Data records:
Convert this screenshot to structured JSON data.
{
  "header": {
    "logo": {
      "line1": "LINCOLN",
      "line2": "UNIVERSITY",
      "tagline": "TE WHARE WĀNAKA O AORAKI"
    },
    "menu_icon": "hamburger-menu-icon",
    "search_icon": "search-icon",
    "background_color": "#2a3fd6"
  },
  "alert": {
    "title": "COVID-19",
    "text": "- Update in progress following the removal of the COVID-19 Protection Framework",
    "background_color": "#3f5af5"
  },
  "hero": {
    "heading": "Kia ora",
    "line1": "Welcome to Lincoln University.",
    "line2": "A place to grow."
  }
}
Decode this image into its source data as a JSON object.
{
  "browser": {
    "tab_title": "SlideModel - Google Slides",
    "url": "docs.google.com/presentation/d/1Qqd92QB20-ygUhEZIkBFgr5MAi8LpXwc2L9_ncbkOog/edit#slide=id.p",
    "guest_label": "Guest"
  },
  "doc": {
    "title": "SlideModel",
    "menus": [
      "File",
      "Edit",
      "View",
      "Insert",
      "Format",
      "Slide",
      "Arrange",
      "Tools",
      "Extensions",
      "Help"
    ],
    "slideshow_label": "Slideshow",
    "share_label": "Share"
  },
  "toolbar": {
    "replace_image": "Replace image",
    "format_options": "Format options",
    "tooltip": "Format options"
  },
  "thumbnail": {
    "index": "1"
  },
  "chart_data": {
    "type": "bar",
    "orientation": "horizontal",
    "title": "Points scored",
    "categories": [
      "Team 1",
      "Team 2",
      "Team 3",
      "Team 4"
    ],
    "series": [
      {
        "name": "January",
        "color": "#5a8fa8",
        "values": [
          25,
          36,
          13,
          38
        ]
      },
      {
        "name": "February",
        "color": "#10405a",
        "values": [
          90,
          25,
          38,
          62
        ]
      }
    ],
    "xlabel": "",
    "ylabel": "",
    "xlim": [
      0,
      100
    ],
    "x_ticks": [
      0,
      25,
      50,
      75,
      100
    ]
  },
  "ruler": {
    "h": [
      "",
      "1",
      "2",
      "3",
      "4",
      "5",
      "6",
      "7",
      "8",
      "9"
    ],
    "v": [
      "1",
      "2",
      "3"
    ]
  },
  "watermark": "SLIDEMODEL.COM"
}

■ GIVEN INSTRUCTION
Print from the line containing "Decode this image" to the last line above, exactly as written.

■ CORRECT OUTPUT
Decode this image into its source data as a JSON object.
{
  "browser": {
    "tab_title": "SlideModel - Google Slides",
    "url": "docs.google.com/presentation/d/1Qqd92QB20-ygUhEZIkBFgr5MAi8LpXwc2L9_ncbkOog/edit#slide=id.p",
    "guest_label": "Guest"
  },
  "doc": {
    "title": "SlideModel",
    "menus": [
      "File",
      "Edit",
      "View",
      "Insert",
      "Format",
      "Slide",
      "Arrange",
      "Tools",
      "Extensions",
      "Help"
    ],
    "slideshow_label": "Slideshow",
    "share_label": "Share"
  },
  "toolbar": {
    "replace_image": "Replace image",
    "format_options": "Format options",
    "tooltip": "Format options"
  },
  "thumbnail": {
    "index": "1"
  },
  "chart_data": {
    "type": "bar",
    "orientation": "horizontal",
    "title": "Points scored",
    "categories": [
      "Team 1",
      "Team 2",
      "Team 3",
      "Team 4"
    ],
    "series": [
      {
        "name": "January",
        "color": "#5a8fa8",
        "values": [
          25,
          36,
          13,
          38
        ]
      },
      {
        "name": "February",
        "color": "#10405a",
        "values": [
          90,
          25,
          38,
          62
        ]
      }
    ],
    "xlabel": "",
    "ylabel": "",
    "xlim": [
      0,
      100
    ],
    "x_ticks": [
      0,
      25,
      50,
      75,
      100
    ]
  },
  "ruler": {
    "h": [
      "",
      "1",
      "2",
      "3",
      "4",
      "5",
      "6",
      "7",
      "8",
      "9"
    ],
    "v": [
      "1",
      "2",
      "3"
    ]
  },
  "watermark": "SLIDEMODEL.COM"
}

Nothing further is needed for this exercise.